### Records provided
● ● ●

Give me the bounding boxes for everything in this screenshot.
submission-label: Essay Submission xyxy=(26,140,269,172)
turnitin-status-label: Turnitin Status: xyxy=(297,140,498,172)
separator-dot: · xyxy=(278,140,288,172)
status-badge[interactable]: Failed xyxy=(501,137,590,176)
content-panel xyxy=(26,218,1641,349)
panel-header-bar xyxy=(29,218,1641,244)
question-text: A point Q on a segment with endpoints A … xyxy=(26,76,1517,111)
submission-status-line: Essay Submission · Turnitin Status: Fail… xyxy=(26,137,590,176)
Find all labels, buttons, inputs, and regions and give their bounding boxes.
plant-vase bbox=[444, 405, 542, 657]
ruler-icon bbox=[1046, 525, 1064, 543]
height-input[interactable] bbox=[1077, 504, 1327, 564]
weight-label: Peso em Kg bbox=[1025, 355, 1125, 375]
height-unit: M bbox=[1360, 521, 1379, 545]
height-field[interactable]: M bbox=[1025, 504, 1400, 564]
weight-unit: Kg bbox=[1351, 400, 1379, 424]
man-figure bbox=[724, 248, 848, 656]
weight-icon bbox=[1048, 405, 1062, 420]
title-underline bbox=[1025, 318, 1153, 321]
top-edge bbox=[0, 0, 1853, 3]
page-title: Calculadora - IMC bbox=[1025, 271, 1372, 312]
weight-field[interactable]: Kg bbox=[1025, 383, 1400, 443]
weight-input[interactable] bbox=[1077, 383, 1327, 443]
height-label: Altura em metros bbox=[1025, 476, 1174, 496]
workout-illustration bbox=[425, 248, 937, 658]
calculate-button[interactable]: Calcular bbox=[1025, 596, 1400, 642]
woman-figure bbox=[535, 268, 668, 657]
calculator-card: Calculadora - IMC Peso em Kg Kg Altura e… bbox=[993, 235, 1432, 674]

● ● ●

### Exercise objective
Reproduce every line of the records above character for character, keeping their original order.

### Exercise output
Give me the bounding boxes for everything in this screenshot.
submission-label: Essay Submission xyxy=(26,140,269,172)
turnitin-status-label: Turnitin Status: xyxy=(297,140,498,172)
separator-dot: · xyxy=(278,140,288,172)
status-badge[interactable]: Failed xyxy=(501,137,590,176)
content-panel xyxy=(26,218,1641,349)
panel-header-bar xyxy=(29,218,1641,244)
question-text: A point Q on a segment with endpoints A … xyxy=(26,76,1517,111)
submission-status-line: Essay Submission · Turnitin Status: Fail… xyxy=(26,137,590,176)
Find all labels, buttons, inputs, and regions and give their bounding boxes.
plant-vase bbox=[444, 405, 542, 657]
ruler-icon bbox=[1046, 525, 1064, 543]
height-input[interactable] bbox=[1077, 504, 1327, 564]
weight-label: Peso em Kg bbox=[1025, 355, 1125, 375]
height-unit: M bbox=[1360, 521, 1379, 545]
height-field[interactable]: M bbox=[1025, 504, 1400, 564]
weight-unit: Kg bbox=[1351, 400, 1379, 424]
man-figure bbox=[724, 248, 848, 656]
weight-icon bbox=[1048, 405, 1062, 420]
title-underline bbox=[1025, 318, 1153, 321]
top-edge bbox=[0, 0, 1853, 3]
page-title: Calculadora - IMC bbox=[1025, 271, 1372, 312]
weight-field[interactable]: Kg bbox=[1025, 383, 1400, 443]
weight-input[interactable] bbox=[1077, 383, 1327, 443]
height-label: Altura em metros bbox=[1025, 476, 1174, 496]
workout-illustration bbox=[425, 248, 937, 658]
calculate-button[interactable]: Calcular bbox=[1025, 596, 1400, 642]
woman-figure bbox=[535, 268, 668, 657]
calculator-card: Calculadora - IMC Peso em Kg Kg Altura e… bbox=[993, 235, 1432, 674]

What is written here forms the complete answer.